:: What this task involves ::
Copy the lines verbatim, beginning with the line that contains "Output the text content of this document." and continuing through the end of the data, and only those lines.

Data listing:
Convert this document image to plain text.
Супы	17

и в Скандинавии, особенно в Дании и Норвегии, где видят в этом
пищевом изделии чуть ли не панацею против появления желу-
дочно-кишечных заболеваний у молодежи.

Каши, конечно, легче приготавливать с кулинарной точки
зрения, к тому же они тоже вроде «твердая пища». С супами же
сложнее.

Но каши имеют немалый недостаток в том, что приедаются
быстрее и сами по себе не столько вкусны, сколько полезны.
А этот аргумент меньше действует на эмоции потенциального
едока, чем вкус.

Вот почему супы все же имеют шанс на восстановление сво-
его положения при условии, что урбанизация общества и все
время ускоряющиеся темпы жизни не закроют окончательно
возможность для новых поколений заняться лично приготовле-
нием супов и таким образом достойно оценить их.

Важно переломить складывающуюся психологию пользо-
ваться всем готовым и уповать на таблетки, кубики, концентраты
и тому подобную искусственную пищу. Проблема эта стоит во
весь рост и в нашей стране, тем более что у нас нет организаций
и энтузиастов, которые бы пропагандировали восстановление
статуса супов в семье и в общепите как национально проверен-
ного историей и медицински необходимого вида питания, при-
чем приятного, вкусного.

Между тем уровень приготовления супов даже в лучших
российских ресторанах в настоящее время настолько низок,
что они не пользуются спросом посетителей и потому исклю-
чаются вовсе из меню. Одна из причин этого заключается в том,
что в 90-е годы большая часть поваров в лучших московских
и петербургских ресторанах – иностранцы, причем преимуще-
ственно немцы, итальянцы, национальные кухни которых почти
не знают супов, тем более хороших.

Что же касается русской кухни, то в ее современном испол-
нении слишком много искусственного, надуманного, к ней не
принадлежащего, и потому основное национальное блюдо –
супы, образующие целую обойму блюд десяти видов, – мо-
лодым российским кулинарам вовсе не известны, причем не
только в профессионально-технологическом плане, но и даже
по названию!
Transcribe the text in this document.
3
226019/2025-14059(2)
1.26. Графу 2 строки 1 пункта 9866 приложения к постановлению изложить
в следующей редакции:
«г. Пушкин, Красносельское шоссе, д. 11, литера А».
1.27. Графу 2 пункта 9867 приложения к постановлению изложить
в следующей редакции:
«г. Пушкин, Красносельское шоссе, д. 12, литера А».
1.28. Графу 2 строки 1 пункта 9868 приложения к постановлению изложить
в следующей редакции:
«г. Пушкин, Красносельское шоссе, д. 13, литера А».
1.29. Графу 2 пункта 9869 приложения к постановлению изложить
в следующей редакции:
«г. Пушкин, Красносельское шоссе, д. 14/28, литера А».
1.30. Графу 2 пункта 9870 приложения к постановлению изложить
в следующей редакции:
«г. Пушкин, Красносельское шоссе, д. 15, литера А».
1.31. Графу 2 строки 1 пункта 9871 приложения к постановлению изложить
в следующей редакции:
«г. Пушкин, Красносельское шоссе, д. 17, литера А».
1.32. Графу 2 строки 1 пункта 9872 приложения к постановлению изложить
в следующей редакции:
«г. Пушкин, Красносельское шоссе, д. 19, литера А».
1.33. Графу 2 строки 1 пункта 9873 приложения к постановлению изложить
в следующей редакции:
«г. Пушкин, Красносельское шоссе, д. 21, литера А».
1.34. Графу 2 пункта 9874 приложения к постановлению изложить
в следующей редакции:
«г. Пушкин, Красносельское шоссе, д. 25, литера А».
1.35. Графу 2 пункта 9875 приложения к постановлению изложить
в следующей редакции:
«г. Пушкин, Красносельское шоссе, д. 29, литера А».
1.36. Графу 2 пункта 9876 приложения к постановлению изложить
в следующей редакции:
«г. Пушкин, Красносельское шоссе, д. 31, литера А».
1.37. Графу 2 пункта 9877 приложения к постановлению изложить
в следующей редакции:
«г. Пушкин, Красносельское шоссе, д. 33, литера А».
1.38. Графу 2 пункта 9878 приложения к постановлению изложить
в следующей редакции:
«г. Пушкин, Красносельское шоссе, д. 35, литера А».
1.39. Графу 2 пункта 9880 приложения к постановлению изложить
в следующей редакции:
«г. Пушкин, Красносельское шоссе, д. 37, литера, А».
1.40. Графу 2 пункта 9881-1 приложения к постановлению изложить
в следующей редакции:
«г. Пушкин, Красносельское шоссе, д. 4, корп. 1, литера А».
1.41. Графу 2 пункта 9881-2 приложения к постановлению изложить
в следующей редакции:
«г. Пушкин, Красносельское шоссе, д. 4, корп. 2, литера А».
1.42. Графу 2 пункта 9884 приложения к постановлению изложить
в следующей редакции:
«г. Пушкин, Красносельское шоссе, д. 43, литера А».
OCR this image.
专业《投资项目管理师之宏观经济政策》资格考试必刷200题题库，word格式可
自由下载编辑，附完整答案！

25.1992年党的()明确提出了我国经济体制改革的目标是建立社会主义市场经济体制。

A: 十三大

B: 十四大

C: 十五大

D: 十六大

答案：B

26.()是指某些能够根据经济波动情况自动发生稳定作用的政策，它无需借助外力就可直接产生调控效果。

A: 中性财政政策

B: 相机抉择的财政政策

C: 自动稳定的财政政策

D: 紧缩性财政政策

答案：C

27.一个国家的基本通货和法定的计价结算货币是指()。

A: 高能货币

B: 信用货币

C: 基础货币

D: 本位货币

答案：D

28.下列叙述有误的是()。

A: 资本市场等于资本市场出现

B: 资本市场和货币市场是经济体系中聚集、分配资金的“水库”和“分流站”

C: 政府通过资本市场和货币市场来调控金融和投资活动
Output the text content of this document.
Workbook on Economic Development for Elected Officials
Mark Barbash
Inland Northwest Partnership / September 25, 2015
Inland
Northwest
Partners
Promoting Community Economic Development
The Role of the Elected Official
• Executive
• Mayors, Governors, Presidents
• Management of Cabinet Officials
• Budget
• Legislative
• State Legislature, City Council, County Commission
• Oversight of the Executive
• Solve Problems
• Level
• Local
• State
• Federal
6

:: The result ::
Output the text content of this document.
Workbook on Economic Development for Elected Officials
Mark Barbash
Inland Northwest Partnership / September 25, 2015
Inland
Northwest
Partners
Promoting Community Economic Development
The Role of the Elected Official
• Executive
• Mayors, Governors, Presidents
• Management of Cabinet Officials
• Budget
• Legislative
• State Legislature, City Council, County Commission
• Oversight of the Executive
• Solve Problems
• Level
• Local
• State
• Federal
6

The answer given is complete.